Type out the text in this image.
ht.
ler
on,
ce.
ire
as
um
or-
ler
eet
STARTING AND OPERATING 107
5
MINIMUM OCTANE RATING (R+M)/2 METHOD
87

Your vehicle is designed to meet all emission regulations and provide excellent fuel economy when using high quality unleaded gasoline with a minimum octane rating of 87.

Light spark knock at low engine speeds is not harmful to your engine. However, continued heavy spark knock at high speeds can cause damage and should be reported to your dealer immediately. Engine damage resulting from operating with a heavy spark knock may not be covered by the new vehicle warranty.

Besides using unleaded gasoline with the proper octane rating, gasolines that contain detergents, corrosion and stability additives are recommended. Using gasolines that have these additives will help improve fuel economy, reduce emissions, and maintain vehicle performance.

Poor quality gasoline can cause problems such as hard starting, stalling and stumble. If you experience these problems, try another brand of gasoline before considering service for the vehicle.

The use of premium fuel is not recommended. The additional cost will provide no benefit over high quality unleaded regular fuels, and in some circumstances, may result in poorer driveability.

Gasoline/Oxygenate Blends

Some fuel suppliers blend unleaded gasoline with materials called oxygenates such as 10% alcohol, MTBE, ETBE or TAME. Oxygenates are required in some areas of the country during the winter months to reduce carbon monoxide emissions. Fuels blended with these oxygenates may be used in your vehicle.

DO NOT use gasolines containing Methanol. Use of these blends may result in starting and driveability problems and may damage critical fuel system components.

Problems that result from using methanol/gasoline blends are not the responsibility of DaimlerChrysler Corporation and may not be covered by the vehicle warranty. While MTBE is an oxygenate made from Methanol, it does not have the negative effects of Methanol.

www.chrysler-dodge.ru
* * *
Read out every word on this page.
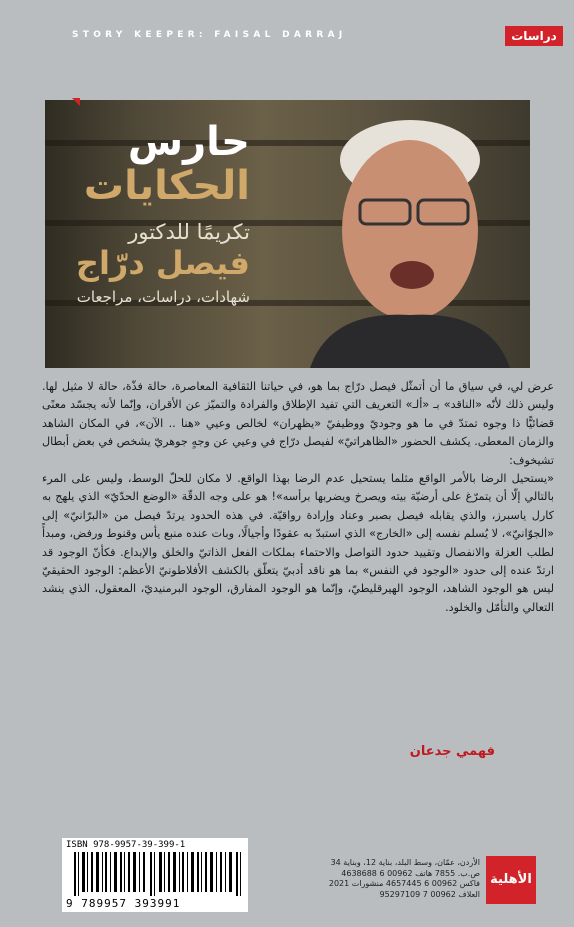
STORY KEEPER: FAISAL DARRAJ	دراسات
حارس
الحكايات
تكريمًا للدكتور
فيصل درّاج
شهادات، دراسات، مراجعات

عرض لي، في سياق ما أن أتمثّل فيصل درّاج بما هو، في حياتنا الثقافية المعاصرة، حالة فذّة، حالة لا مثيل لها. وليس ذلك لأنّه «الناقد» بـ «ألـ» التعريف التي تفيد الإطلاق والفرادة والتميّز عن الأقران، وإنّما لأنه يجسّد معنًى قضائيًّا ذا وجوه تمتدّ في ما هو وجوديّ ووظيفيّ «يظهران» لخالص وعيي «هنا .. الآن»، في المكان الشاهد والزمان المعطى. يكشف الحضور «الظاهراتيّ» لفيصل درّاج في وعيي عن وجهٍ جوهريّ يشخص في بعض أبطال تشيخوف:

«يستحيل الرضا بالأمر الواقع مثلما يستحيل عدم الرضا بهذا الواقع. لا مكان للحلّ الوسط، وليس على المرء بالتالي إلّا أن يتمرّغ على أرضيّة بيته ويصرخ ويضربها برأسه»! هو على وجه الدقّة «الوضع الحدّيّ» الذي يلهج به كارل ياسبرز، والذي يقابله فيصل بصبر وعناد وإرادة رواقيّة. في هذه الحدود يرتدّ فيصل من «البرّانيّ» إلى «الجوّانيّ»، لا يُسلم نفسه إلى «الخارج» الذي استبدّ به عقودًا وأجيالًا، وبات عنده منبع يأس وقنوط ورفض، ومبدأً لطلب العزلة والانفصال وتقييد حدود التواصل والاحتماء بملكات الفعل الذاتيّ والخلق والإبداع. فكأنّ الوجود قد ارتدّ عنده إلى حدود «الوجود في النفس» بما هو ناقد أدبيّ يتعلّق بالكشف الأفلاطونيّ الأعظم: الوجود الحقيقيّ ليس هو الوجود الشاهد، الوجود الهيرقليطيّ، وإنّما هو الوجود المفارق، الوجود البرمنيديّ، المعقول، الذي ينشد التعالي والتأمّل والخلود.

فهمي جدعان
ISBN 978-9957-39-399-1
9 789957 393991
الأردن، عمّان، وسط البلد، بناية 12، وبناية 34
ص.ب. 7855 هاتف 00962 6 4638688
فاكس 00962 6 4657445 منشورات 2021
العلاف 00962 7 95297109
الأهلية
...
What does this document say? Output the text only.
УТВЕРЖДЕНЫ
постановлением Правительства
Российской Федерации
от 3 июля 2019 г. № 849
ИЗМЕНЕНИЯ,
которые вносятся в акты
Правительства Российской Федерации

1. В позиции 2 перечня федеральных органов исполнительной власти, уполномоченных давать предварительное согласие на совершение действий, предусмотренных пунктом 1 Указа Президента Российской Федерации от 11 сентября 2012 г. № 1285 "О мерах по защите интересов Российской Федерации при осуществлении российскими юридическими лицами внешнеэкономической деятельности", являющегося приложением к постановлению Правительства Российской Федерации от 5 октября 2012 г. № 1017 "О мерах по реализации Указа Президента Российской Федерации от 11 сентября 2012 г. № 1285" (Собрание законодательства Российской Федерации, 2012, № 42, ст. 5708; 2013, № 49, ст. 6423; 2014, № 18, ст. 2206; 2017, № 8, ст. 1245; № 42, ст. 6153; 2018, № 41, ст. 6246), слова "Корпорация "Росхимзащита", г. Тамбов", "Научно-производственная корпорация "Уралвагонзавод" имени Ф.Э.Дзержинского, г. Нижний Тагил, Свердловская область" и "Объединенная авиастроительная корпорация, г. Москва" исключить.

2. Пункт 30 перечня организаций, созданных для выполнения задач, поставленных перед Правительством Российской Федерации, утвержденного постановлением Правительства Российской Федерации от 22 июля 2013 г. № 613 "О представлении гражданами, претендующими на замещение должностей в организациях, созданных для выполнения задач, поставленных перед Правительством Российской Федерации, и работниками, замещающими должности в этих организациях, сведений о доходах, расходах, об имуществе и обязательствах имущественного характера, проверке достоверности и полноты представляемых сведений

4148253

=== Direction ===
Pick out lines containing the word "some", each one as written.

=== Answer in full ===
The use of premium fuel is not recommended. The additional cost will provide no benefit over high quality unleaded regular fuels, and in some circumstances, may result in poorer driveability.
Some fuel suppliers blend unleaded gasoline with materials called oxygenates such as 10% alcohol, MTBE, ETBE or TAME. Oxygenates are required in some areas of the country during the winter months to reduce carbon monoxide emissions. Fuels blended with these oxygenates may be used in your vehicle.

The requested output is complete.